→ Your objective: Pictures do not belong in the copy; transcribe everything else in the records exactly.

** begin Provided information **

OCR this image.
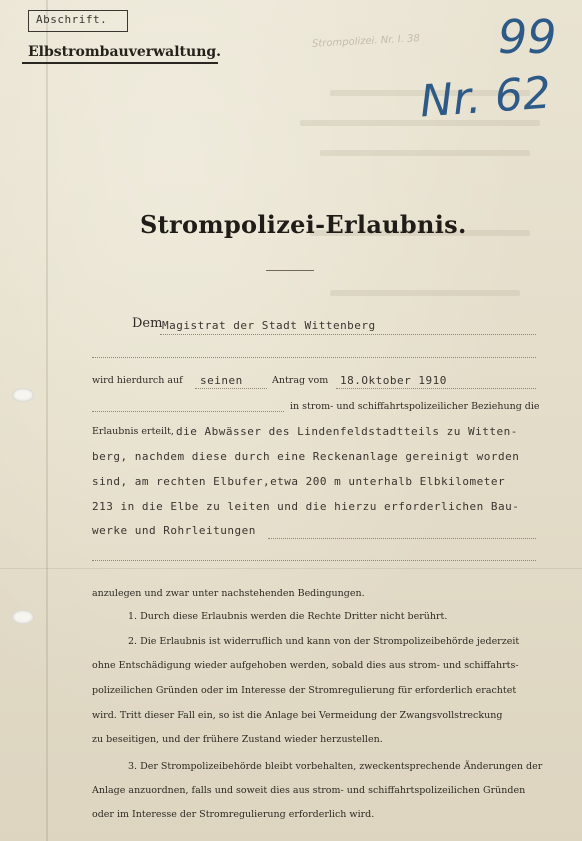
Abschrift.
Elbstrombauverwaltung.
Strompolizei. Nr. I. 38 99
Nr. 62
Strompolizei-Erlaubnis.
Dem Magistrat der Stadt Wittenberg
wird hierdurch auf seinen	Antrag vom 18.Oktober 1910
in strom- und schiffahrtspolizeilicher Beziehung die
Erlaubnis erteilt, die Abwässer des Lindenfeldstadtteils zu Witten-
berg, nachdem diese durch eine Reckenanlage gereinigt worden
sind, am rechten Elbufer,etwa 200 m unterhalb Elbkilometer
213 in die Elbe zu leiten und die hierzu erforderlichen Bau-
werke und Rohrleitungen
anzulegen und zwar unter nachstehenden Bedingungen.
1. Durch diese Erlaubnis werden die Rechte Dritter nicht berührt.
2. Die Erlaubnis ist widerruflich und kann von der Strompolizeibehörde jederzeit
ohne Entschädigung wieder aufgehoben werden, sobald dies aus strom- und schiffahrts-
polizeilichen Gründen oder im Interesse der Stromregulierung für erforderlich erachtet
wird. Tritt dieser Fall ein, so ist die Anlage bei Vermeidung der Zwangsvollstreckung
zu beseitigen, und der frühere Zustand wieder herzustellen.
3. Der Strompolizeibehörde bleibt vorbehalten, zweckentsprechende Änderungen der
Anlage anzuordnen, falls und soweit dies aus strom- und schiffahrtspolizeilichen Gründen
oder im Interesse der Stromregulierung erforderlich wird.
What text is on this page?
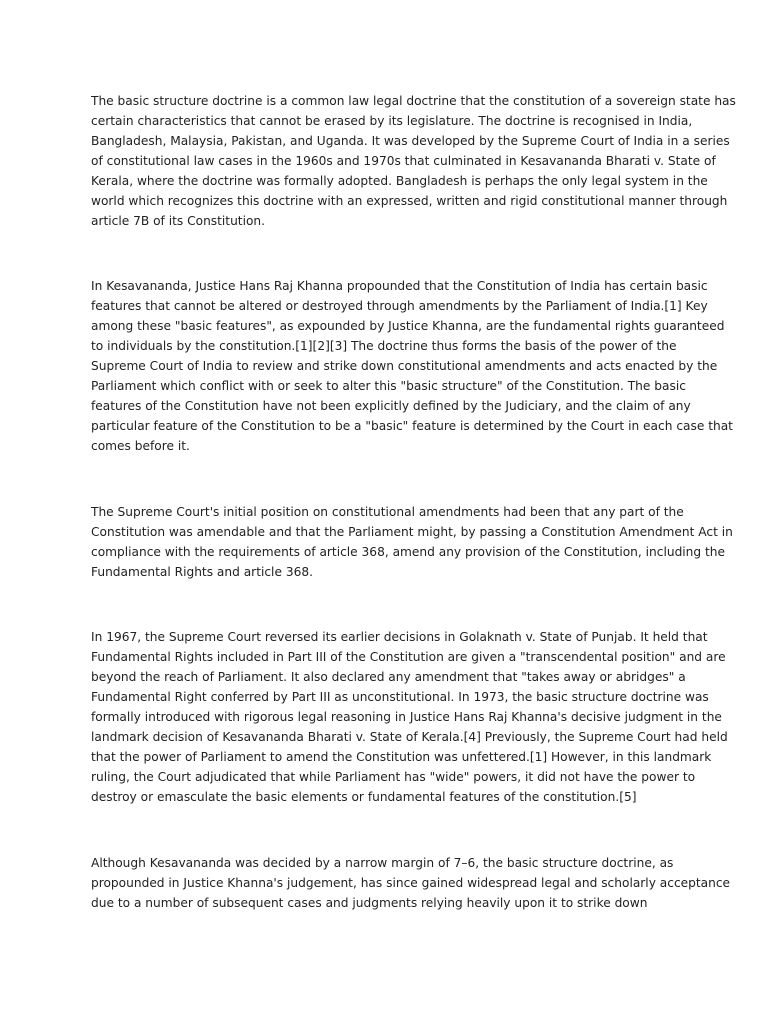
The basic structure doctrine is a common law legal doctrine that the constitution of a sovereign state has
certain characteristics that cannot be erased by its legislature. The doctrine is recognised in India,
Bangladesh, Malaysia, Pakistan, and Uganda. It was developed by the Supreme Court of India in a series
of constitutional law cases in the 1960s and 1970s that culminated in Kesavananda Bharati v. State of
Kerala, where the doctrine was formally adopted. Bangladesh is perhaps the only legal system in the
world which recognizes this doctrine with an expressed, written and rigid constitutional manner through
article 7B of its Constitution.

In Kesavananda, Justice Hans Raj Khanna propounded that the Constitution of India has certain basic
features that cannot be altered or destroyed through amendments by the Parliament of India.[1] Key
among these "basic features", as expounded by Justice Khanna, are the fundamental rights guaranteed
to individuals by the constitution.[1][2][3] The doctrine thus forms the basis of the power of the
Supreme Court of India to review and strike down constitutional amendments and acts enacted by the
Parliament which conflict with or seek to alter this "basic structure" of the Constitution. The basic
features of the Constitution have not been explicitly defined by the Judiciary, and the claim of any
particular feature of the Constitution to be a "basic" feature is determined by the Court in each case that
comes before it.

The Supreme Court's initial position on constitutional amendments had been that any part of the
Constitution was amendable and that the Parliament might, by passing a Constitution Amendment Act in
compliance with the requirements of article 368, amend any provision of the Constitution, including the
Fundamental Rights and article 368.

In 1967, the Supreme Court reversed its earlier decisions in Golaknath v. State of Punjab. It held that
Fundamental Rights included in Part III of the Constitution are given a "transcendental position" and are
beyond the reach of Parliament. It also declared any amendment that "takes away or abridges" a
Fundamental Right conferred by Part III as unconstitutional. In 1973, the basic structure doctrine was
formally introduced with rigorous legal reasoning in Justice Hans Raj Khanna's decisive judgment in the
landmark decision of Kesavananda Bharati v. State of Kerala.[4] Previously, the Supreme Court had held
that the power of Parliament to amend the Constitution was unfettered.[1] However, in this landmark
ruling, the Court adjudicated that while Parliament has "wide" powers, it did not have the power to
destroy or emasculate the basic elements or fundamental features of the constitution.[5]

Although Kesavananda was decided by a narrow margin of 7–6, the basic structure doctrine, as
propounded in Justice Khanna's judgement, has since gained widespread legal and scholarly acceptance
due to a number of subsequent cases and judgments relying heavily upon it to strike down
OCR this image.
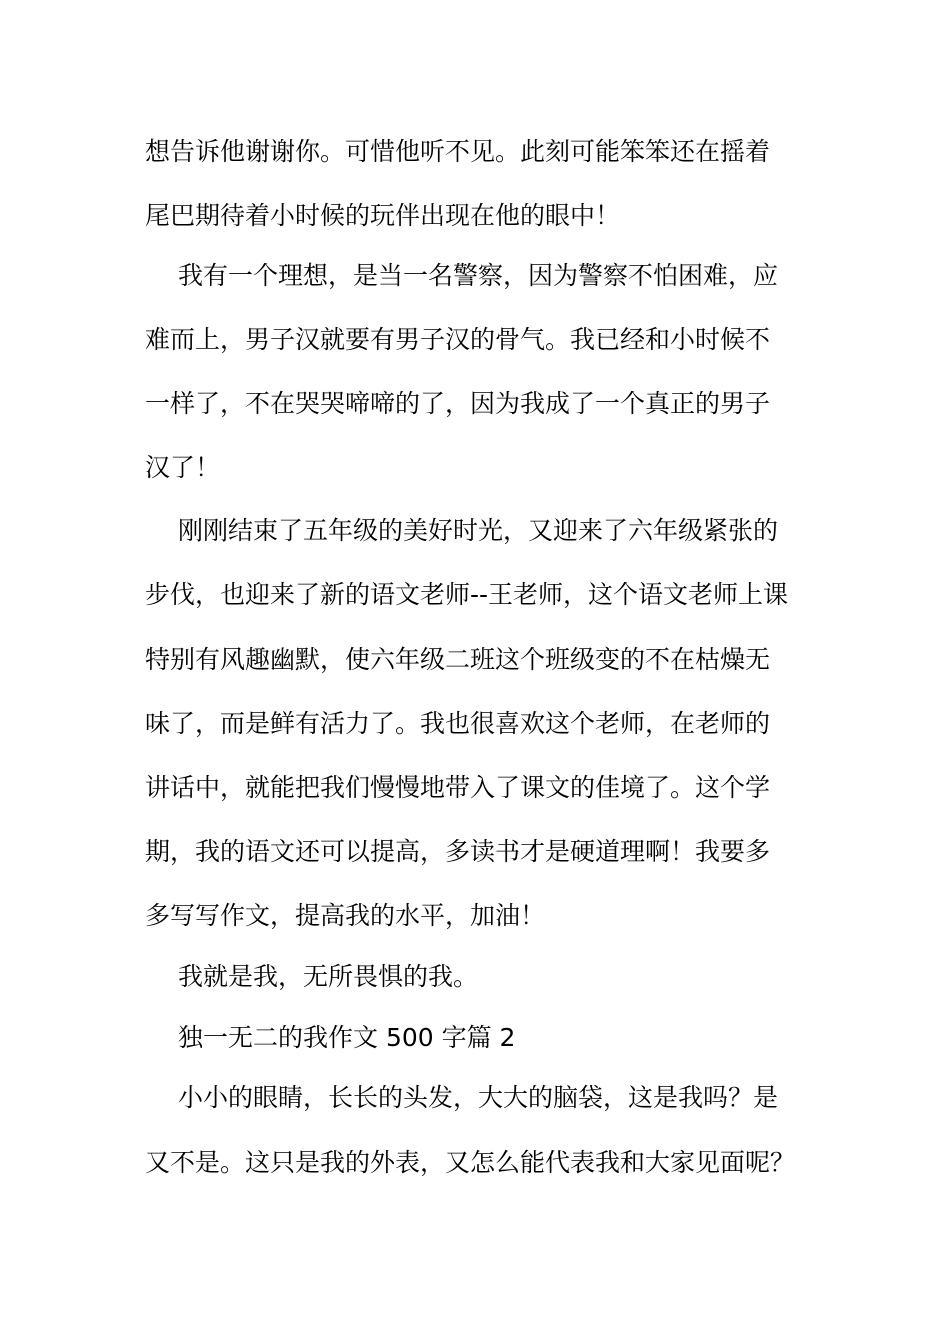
想告诉他谢谢你。可惜他听不见。此刻可能笨笨还在摇着
尾巴期待着小时候的玩伴出现在他的眼中！
我有一个理想，是当一名警察，因为警察不怕困难，应
难而上，男子汉就要有男子汉的骨气。我已经和小时候不
一样了，不在哭哭啼啼的了，因为我成了一个真正的男子
汉了！
刚刚结束了五年级的美好时光，又迎来了六年级紧张的
步伐，也迎来了新的语文老师--王老师，这个语文老师上课
特别有风趣幽默，使六年级二班这个班级变的不在枯燥无
味了，而是鲜有活力了。我也很喜欢这个老师，在老师的
讲话中，就能把我们慢慢地带入了课文的佳境了。这个学
期，我的语文还可以提高，多读书才是硬道理啊！我要多
多写写作文，提高我的水平，加油！
我就是我，无所畏惧的我。
独一无二的我作文 500 字篇 2
小小的眼睛，长长的头发，大大的脑袋，这是我吗？是
又不是。这只是我的外表，又怎么能代表我和大家见面呢？
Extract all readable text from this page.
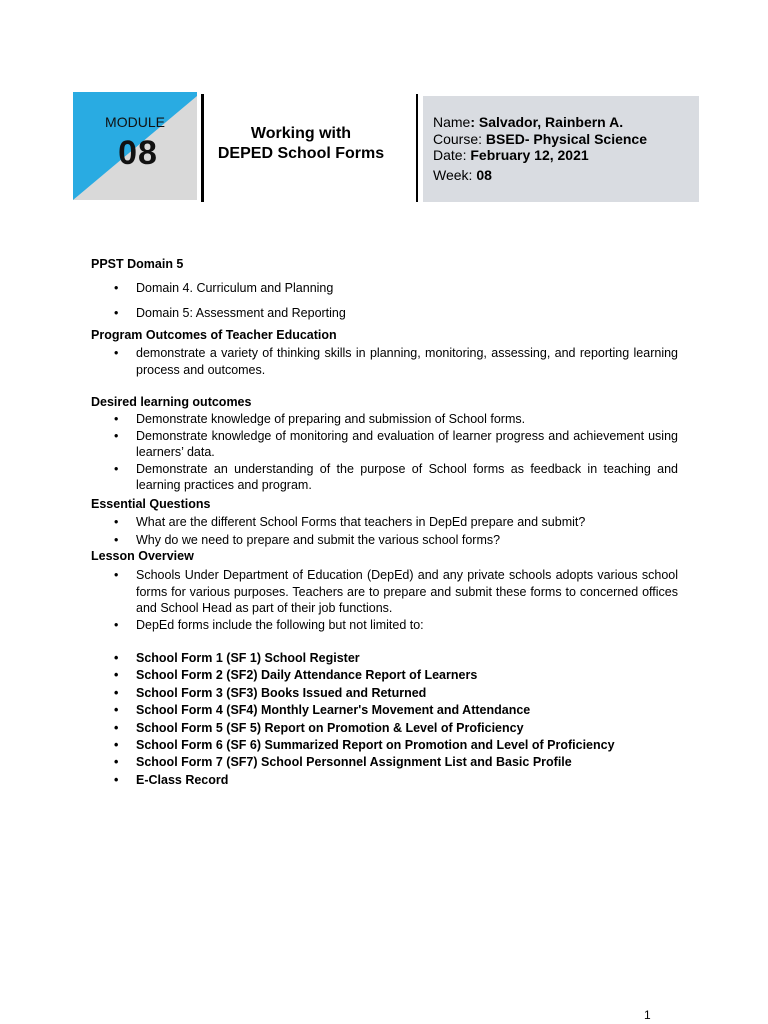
MODULE
08
Working with
DEPED School Forms
Name: Salvador, Rainbern A.
Course: BSED- Physical Science
Date: February 12, 2021
Week: 08
PPST Domain 5
• Domain 4. Curriculum and Planning
• Domain 5: Assessment and Reporting
Program Outcomes of Teacher Education
• demonstrate a variety of thinking skills in planning, monitoring, assessing, and reporting learning process and outcomes.
Desired learning outcomes
• Demonstrate knowledge of preparing and submission of School forms.
• Demonstrate knowledge of monitoring and evaluation of learner progress and achievement using learners’ data.
• Demonstrate an understanding of the purpose of School forms as feedback in teaching and learning practices and program.
Essential Questions
• What are the different School Forms that teachers in DepEd prepare and submit?
• Why do we need to prepare and submit the various school forms?
Lesson Overview
• Schools Under Department of Education (DepEd) and any private schools adopts various school forms for various purposes. Teachers are to prepare and submit these forms to concerned offices and School Head as part of their job functions.
• DepEd forms include the following but not limited to:
• School Form 1 (SF 1) School Register
• School Form 2 (SF2) Daily Attendance Report of Learners
• School Form 3 (SF3) Books Issued and Returned
• School Form 4 (SF4) Monthly Learner's Movement and Attendance
• School Form 5 (SF 5) Report on Promotion & Level of Proficiency
• School Form 6 (SF 6) Summarized Report on Promotion and Level of Proficiency
• School Form 7 (SF7) School Personnel Assignment List and Basic Profile
• E-Class Record
1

** end Provided information **

→ Written solution:
OCR this image.
Abschrift.
Elbstrombauverwaltung.
Strompolizei. Nr. I. 38 99
Nr. 62
Strompolizei-Erlaubnis.
Dem Magistrat der Stadt Wittenberg
wird hierdurch auf seinen	Antrag vom 18.Oktober 1910
in strom- und schiffahrtspolizeilicher Beziehung die
Erlaubnis erteilt, die Abwässer des Lindenfeldstadtteils zu Witten-
berg, nachdem diese durch eine Reckenanlage gereinigt worden
sind, am rechten Elbufer,etwa 200 m unterhalb Elbkilometer
213 in die Elbe zu leiten und die hierzu erforderlichen Bau-
werke und Rohrleitungen
anzulegen und zwar unter nachstehenden Bedingungen.
1. Durch diese Erlaubnis werden die Rechte Dritter nicht berührt.
2. Die Erlaubnis ist widerruflich und kann von der Strompolizeibehörde jederzeit
ohne Entschädigung wieder aufgehoben werden, sobald dies aus strom- und schiffahrts-
polizeilichen Gründen oder im Interesse der Stromregulierung für erforderlich erachtet
wird. Tritt dieser Fall ein, so ist die Anlage bei Vermeidung der Zwangsvollstreckung
zu beseitigen, und der frühere Zustand wieder herzustellen.
3. Der Strompolizeibehörde bleibt vorbehalten, zweckentsprechende Änderungen der
Anlage anzuordnen, falls und soweit dies aus strom- und schiffahrtspolizeilichen Gründen
oder im Interesse der Stromregulierung erforderlich wird.
What text is on this page?
The basic structure doctrine is a common law legal doctrine that the constitution of a sovereign state has
certain characteristics that cannot be erased by its legislature. The doctrine is recognised in India,
Bangladesh, Malaysia, Pakistan, and Uganda. It was developed by the Supreme Court of India in a series
of constitutional law cases in the 1960s and 1970s that culminated in Kesavananda Bharati v. State of
Kerala, where the doctrine was formally adopted. Bangladesh is perhaps the only legal system in the
world which recognizes this doctrine with an expressed, written and rigid constitutional manner through
article 7B of its Constitution.

In Kesavananda, Justice Hans Raj Khanna propounded that the Constitution of India has certain basic
features that cannot be altered or destroyed through amendments by the Parliament of India.[1] Key
among these "basic features", as expounded by Justice Khanna, are the fundamental rights guaranteed
to individuals by the constitution.[1][2][3] The doctrine thus forms the basis of the power of the
Supreme Court of India to review and strike down constitutional amendments and acts enacted by the
Parliament which conflict with or seek to alter this "basic structure" of the Constitution. The basic
features of the Constitution have not been explicitly defined by the Judiciary, and the claim of any
particular feature of the Constitution to be a "basic" feature is determined by the Court in each case that
comes before it.

The Supreme Court's initial position on constitutional amendments had been that any part of the
Constitution was amendable and that the Parliament might, by passing a Constitution Amendment Act in
compliance with the requirements of article 368, amend any provision of the Constitution, including the
Fundamental Rights and article 368.

In 1967, the Supreme Court reversed its earlier decisions in Golaknath v. State of Punjab. It held that
Fundamental Rights included in Part III of the Constitution are given a "transcendental position" and are
beyond the reach of Parliament. It also declared any amendment that "takes away or abridges" a
Fundamental Right conferred by Part III as unconstitutional. In 1973, the basic structure doctrine was
formally introduced with rigorous legal reasoning in Justice Hans Raj Khanna's decisive judgment in the
landmark decision of Kesavananda Bharati v. State of Kerala.[4] Previously, the Supreme Court had held
that the power of Parliament to amend the Constitution was unfettered.[1] However, in this landmark
ruling, the Court adjudicated that while Parliament has "wide" powers, it did not have the power to
destroy or emasculate the basic elements or fundamental features of the constitution.[5]

Although Kesavananda was decided by a narrow margin of 7–6, the basic structure doctrine, as
propounded in Justice Khanna's judgement, has since gained widespread legal and scholarly acceptance
due to a number of subsequent cases and judgments relying heavily upon it to strike down
OCR this image.
想告诉他谢谢你。可惜他听不见。此刻可能笨笨还在摇着
尾巴期待着小时候的玩伴出现在他的眼中！
我有一个理想，是当一名警察，因为警察不怕困难，应
难而上，男子汉就要有男子汉的骨气。我已经和小时候不
一样了，不在哭哭啼啼的了，因为我成了一个真正的男子
汉了！
刚刚结束了五年级的美好时光，又迎来了六年级紧张的
步伐，也迎来了新的语文老师--王老师，这个语文老师上课
特别有风趣幽默，使六年级二班这个班级变的不在枯燥无
味了，而是鲜有活力了。我也很喜欢这个老师，在老师的
讲话中，就能把我们慢慢地带入了课文的佳境了。这个学
期，我的语文还可以提高，多读书才是硬道理啊！我要多
多写写作文，提高我的水平，加油！
我就是我，无所畏惧的我。
独一无二的我作文 500 字篇 2
小小的眼睛，长长的头发，大大的脑袋，这是我吗？是
又不是。这只是我的外表，又怎么能代表我和大家见面呢？
Extract all readable text from this page.
MODULE
08
Working with
DEPED School Forms
Name: Salvador, Rainbern A.
Course: BSED- Physical Science
Date: February 12, 2021
Week: 08
PPST Domain 5
• Domain 4. Curriculum and Planning
• Domain 5: Assessment and Reporting
Program Outcomes of Teacher Education
• demonstrate a variety of thinking skills in planning, monitoring, assessing, and reporting learning process and outcomes.
Desired learning outcomes
• Demonstrate knowledge of preparing and submission of School forms.
• Demonstrate knowledge of monitoring and evaluation of learner progress and achievement using learners’ data.
• Demonstrate an understanding of the purpose of School forms as feedback in teaching and learning practices and program.
Essential Questions
• What are the different School Forms that teachers in DepEd prepare and submit?
• Why do we need to prepare and submit the various school forms?
Lesson Overview
• Schools Under Department of Education (DepEd) and any private schools adopts various school forms for various purposes. Teachers are to prepare and submit these forms to concerned offices and School Head as part of their job functions.
• DepEd forms include the following but not limited to:
• School Form 1 (SF 1) School Register
• School Form 2 (SF2) Daily Attendance Report of Learners
• School Form 3 (SF3) Books Issued and Returned
• School Form 4 (SF4) Monthly Learner's Movement and Attendance
• School Form 5 (SF 5) Report on Promotion & Level of Proficiency
• School Form 6 (SF 6) Summarized Report on Promotion and Level of Proficiency
• School Form 7 (SF7) School Personnel Assignment List and Basic Profile
• E-Class Record
1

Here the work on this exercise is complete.